- Given problem
Write out each line that follows exactly as it stands, without the pictures.

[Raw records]
------------

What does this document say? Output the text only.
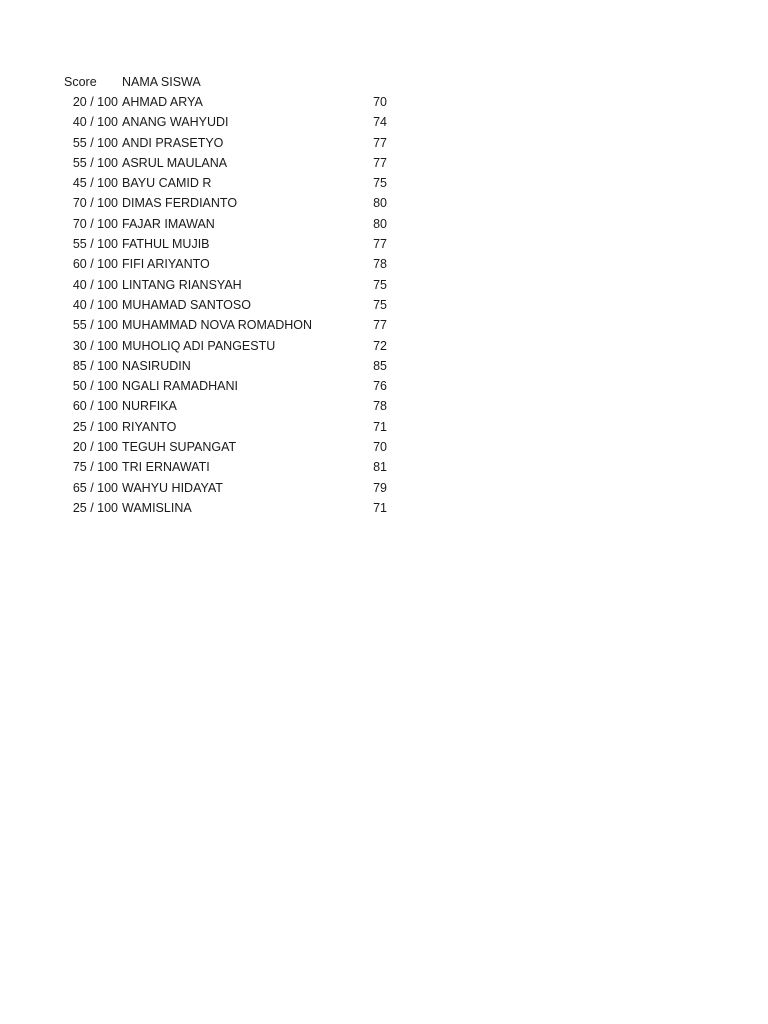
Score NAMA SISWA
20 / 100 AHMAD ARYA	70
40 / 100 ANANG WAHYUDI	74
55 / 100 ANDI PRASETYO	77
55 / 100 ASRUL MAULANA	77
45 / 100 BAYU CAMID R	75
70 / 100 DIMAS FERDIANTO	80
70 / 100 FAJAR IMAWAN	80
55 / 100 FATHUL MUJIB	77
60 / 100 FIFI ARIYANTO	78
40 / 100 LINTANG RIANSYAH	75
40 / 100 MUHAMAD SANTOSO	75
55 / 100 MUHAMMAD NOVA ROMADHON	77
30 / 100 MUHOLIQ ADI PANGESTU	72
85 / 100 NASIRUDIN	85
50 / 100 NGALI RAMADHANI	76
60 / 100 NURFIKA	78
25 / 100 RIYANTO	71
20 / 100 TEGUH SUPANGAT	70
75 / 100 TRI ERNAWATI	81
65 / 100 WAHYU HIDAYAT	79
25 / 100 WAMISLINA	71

------------

- Complete answer
What does this document say? Output the text only.
Score NAMA SISWA
20 / 100 AHMAD ARYA	70
40 / 100 ANANG WAHYUDI	74
55 / 100 ANDI PRASETYO	77
55 / 100 ASRUL MAULANA	77
45 / 100 BAYU CAMID R	75
70 / 100 DIMAS FERDIANTO	80
70 / 100 FAJAR IMAWAN	80
55 / 100 FATHUL MUJIB	77
60 / 100 FIFI ARIYANTO	78
40 / 100 LINTANG RIANSYAH	75
40 / 100 MUHAMAD SANTOSO	75
55 / 100 MUHAMMAD NOVA ROMADHON	77
30 / 100 MUHOLIQ ADI PANGESTU	72
85 / 100 NASIRUDIN	85
50 / 100 NGALI RAMADHANI	76
60 / 100 NURFIKA	78
25 / 100 RIYANTO	71
20 / 100 TEGUH SUPANGAT	70
75 / 100 TRI ERNAWATI	81
65 / 100 WAHYU HIDAYAT	79
25 / 100 WAMISLINA	71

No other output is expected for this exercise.